-- Start Records --
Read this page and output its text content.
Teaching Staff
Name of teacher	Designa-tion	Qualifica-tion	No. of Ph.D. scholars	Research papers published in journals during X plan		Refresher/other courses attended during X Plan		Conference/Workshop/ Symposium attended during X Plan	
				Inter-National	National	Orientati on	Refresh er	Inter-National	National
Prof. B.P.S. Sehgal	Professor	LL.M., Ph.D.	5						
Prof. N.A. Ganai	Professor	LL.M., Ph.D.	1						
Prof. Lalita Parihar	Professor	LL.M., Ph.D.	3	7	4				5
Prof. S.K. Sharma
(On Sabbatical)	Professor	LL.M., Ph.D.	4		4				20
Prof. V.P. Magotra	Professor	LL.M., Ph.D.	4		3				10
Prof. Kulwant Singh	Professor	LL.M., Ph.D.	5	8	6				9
-- End Records --
-- Start Records --
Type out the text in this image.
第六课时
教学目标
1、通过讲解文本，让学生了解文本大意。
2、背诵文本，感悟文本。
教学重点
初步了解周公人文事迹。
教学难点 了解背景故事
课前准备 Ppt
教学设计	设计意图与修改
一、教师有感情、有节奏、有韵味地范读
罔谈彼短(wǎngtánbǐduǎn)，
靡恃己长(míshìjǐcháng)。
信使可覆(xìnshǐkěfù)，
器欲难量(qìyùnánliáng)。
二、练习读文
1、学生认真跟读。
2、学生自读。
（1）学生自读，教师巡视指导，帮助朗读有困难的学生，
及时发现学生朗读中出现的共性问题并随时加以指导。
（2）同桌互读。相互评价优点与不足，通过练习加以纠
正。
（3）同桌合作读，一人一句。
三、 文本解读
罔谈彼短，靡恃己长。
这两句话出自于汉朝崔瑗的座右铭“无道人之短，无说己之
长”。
-- End Records --
-- Start Records --
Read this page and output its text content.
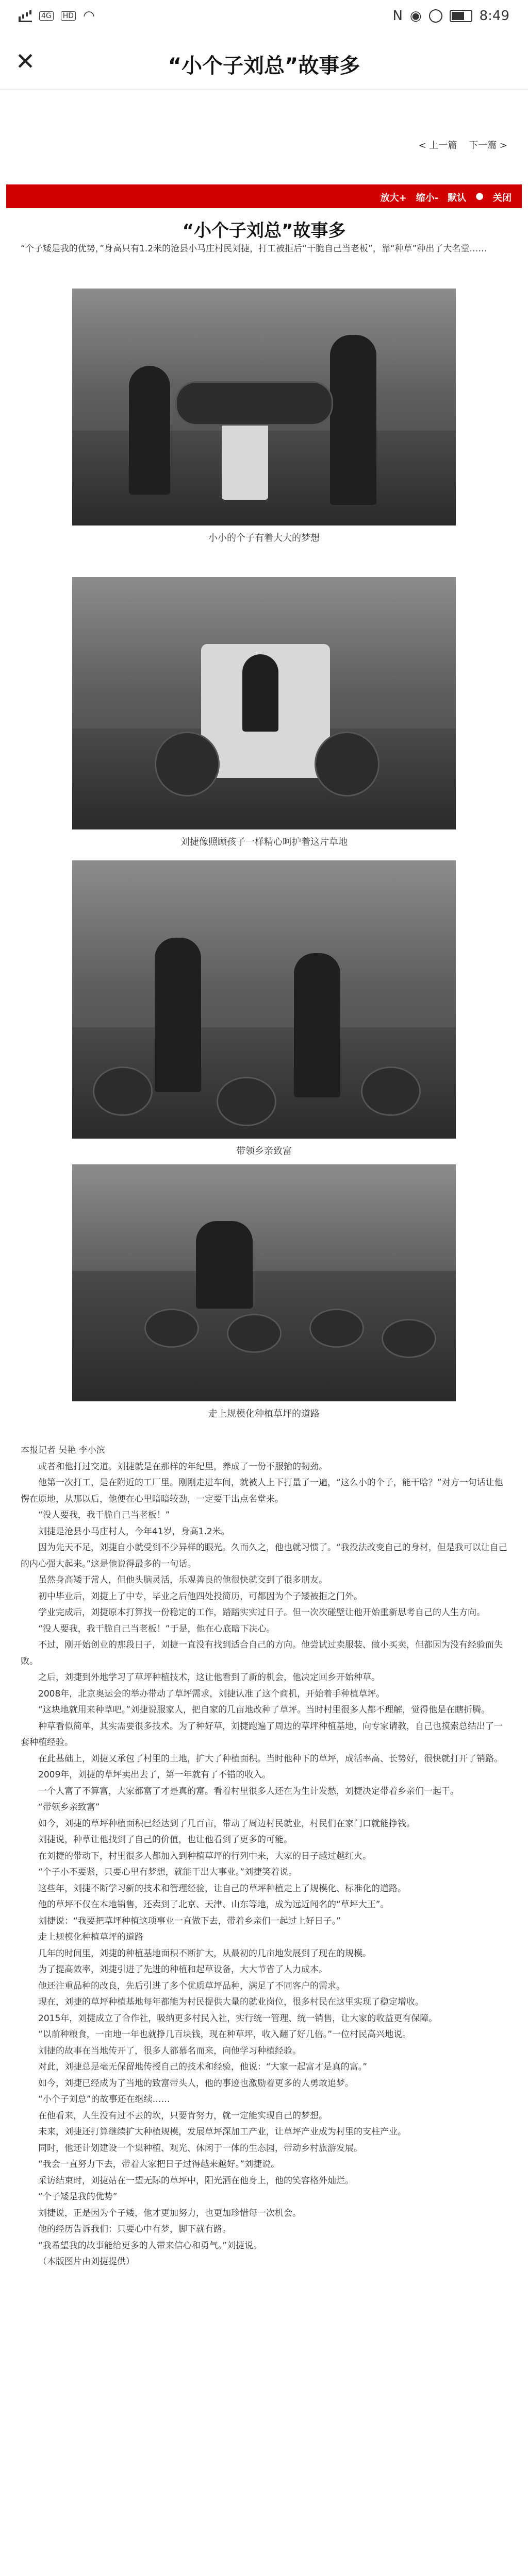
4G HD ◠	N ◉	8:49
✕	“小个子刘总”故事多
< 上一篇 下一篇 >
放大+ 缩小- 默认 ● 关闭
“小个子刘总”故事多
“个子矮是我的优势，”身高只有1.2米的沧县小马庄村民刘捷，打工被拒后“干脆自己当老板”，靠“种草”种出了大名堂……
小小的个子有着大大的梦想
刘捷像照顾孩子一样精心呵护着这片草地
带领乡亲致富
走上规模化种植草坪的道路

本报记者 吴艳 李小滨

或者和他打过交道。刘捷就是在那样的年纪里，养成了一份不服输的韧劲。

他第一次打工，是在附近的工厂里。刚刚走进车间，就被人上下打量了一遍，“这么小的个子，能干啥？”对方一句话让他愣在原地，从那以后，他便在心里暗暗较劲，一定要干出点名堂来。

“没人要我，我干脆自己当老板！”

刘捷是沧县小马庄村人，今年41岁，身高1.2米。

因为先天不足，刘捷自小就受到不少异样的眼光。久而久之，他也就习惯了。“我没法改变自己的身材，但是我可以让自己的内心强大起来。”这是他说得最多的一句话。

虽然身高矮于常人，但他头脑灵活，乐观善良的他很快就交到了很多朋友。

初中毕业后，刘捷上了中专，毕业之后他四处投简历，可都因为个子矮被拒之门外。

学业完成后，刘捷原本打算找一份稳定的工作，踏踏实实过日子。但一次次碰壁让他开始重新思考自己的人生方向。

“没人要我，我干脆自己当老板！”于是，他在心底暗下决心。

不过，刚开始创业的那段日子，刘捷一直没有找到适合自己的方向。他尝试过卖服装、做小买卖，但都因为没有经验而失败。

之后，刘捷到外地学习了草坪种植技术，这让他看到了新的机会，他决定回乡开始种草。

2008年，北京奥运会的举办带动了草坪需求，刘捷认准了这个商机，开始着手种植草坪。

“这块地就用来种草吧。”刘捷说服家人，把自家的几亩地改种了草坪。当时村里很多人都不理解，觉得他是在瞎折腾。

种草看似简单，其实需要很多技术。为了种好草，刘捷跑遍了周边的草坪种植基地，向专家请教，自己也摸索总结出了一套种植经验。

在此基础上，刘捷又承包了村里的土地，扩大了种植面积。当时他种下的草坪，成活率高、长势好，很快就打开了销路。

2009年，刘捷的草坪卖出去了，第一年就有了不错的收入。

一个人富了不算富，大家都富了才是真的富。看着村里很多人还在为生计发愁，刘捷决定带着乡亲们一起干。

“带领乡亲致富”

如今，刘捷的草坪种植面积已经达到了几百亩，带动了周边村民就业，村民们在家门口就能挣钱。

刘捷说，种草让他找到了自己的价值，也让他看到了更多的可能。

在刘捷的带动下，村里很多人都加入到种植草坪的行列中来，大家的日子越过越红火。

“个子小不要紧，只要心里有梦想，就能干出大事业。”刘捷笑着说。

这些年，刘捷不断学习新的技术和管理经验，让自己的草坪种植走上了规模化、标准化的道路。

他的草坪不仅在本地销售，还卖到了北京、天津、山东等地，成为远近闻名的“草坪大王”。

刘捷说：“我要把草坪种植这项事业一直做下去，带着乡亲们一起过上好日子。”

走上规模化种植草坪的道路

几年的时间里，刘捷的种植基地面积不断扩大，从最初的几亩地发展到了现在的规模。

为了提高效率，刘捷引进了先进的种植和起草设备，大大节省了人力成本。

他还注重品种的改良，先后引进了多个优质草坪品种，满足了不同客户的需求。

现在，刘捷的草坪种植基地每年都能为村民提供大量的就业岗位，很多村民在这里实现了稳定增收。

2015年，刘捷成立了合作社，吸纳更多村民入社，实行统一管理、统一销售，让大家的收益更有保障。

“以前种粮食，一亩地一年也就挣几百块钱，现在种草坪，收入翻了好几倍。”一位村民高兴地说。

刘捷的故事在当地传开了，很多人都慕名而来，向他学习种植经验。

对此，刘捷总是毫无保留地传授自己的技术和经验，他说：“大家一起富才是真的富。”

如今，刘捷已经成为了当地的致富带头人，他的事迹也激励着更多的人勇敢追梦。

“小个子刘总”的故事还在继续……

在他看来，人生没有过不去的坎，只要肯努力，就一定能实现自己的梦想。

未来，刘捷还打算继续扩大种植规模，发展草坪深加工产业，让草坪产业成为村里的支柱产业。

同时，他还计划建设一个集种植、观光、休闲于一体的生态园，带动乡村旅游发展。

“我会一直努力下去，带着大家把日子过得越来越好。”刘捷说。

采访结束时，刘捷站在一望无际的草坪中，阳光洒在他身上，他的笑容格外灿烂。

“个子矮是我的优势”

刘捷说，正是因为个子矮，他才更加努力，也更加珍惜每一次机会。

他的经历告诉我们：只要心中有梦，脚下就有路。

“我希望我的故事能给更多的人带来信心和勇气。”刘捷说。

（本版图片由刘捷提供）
-- End Records --
To be done
Go through the listing above line by line and say how many lines hold the word "没人要我". Reply with that number only.

In response
2